■ **WHAT TO WORK ON**
Pull out every line from the listing that has the word "JSON".

■ **RECORDS FOR PROCESSING**
* start *
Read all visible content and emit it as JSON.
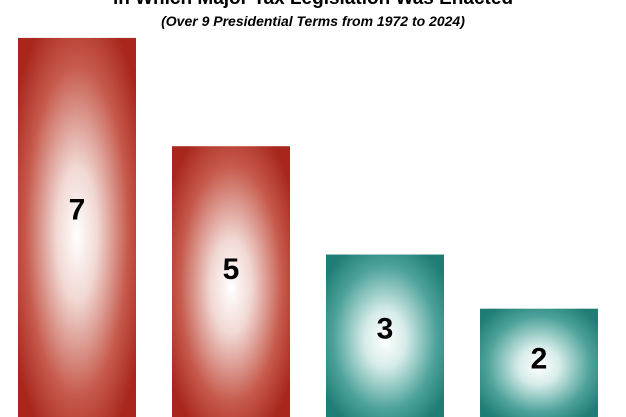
{
  "chart_data": {
    "type": "bar",
    "title": "in Which Major Tax Legislation Was Enacted",
    "subtitle": "(Over 9 Presidential Terms from 1972 to 2024)",
    "categories": [
      "",
      "",
      "",
      ""
    ],
    "values": [
      7,
      5,
      3,
      2
    ],
    "bar_colors": [
      "#a8261c",
      "#a8261c",
      "#1e7d75",
      "#1e7d75"
    ],
    "ylim": [
      0,
      7.7
    ],
    "grid": false,
    "legend": "none"
  }
}
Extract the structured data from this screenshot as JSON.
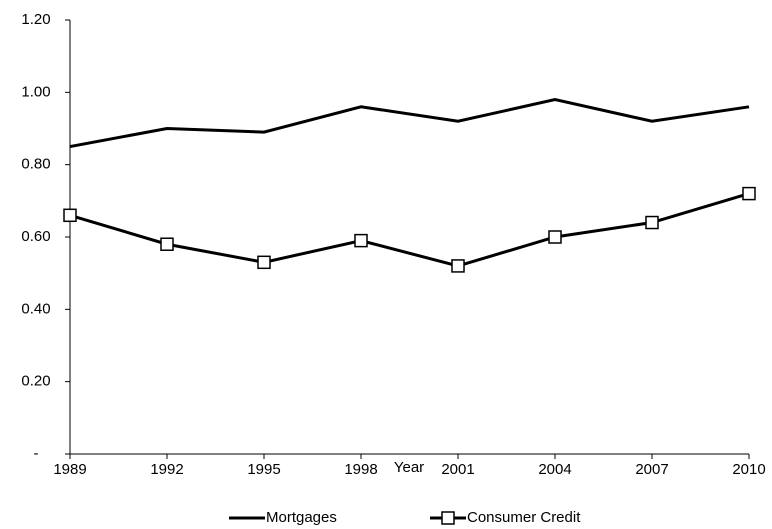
{
  "chart_data": {
    "type": "line",
    "x_label": "Year",
    "x": [
      1989,
      1992,
      1995,
      1998,
      2001,
      2004,
      2007,
      2010
    ],
    "xlim": [
      1989,
      2010
    ],
    "xticks": [
      1989,
      1992,
      1995,
      1998,
      2001,
      2004,
      2007,
      2010
    ],
    "ylim": [
      0,
      1.2
    ],
    "yticks": [
      {
        "value": 0,
        "label": "-"
      },
      {
        "value": 0.2,
        "label": "0.20"
      },
      {
        "value": 0.4,
        "label": "0.40"
      },
      {
        "value": 0.6,
        "label": "0.60"
      },
      {
        "value": 0.8,
        "label": "0.80"
      },
      {
        "value": 1.0,
        "label": "1.00"
      },
      {
        "value": 1.2,
        "label": "1.20"
      }
    ],
    "grid": false,
    "legend": "bottom",
    "series": [
      {
        "name": "Mortgages",
        "color": "#000000",
        "marker": "none",
        "values": [
          0.85,
          0.9,
          0.89,
          0.96,
          0.92,
          0.98,
          0.92,
          0.96
        ]
      },
      {
        "name": "Consumer Credit",
        "color": "#000000",
        "marker": "square",
        "values": [
          0.66,
          0.58,
          0.53,
          0.59,
          0.52,
          0.6,
          0.64,
          0.72
        ]
      }
    ]
  }
}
* end *
■ **FINISHED EXERCISE**
Read all visible content and emit it as JSON.
Extract the structured data from this screenshot as JSON.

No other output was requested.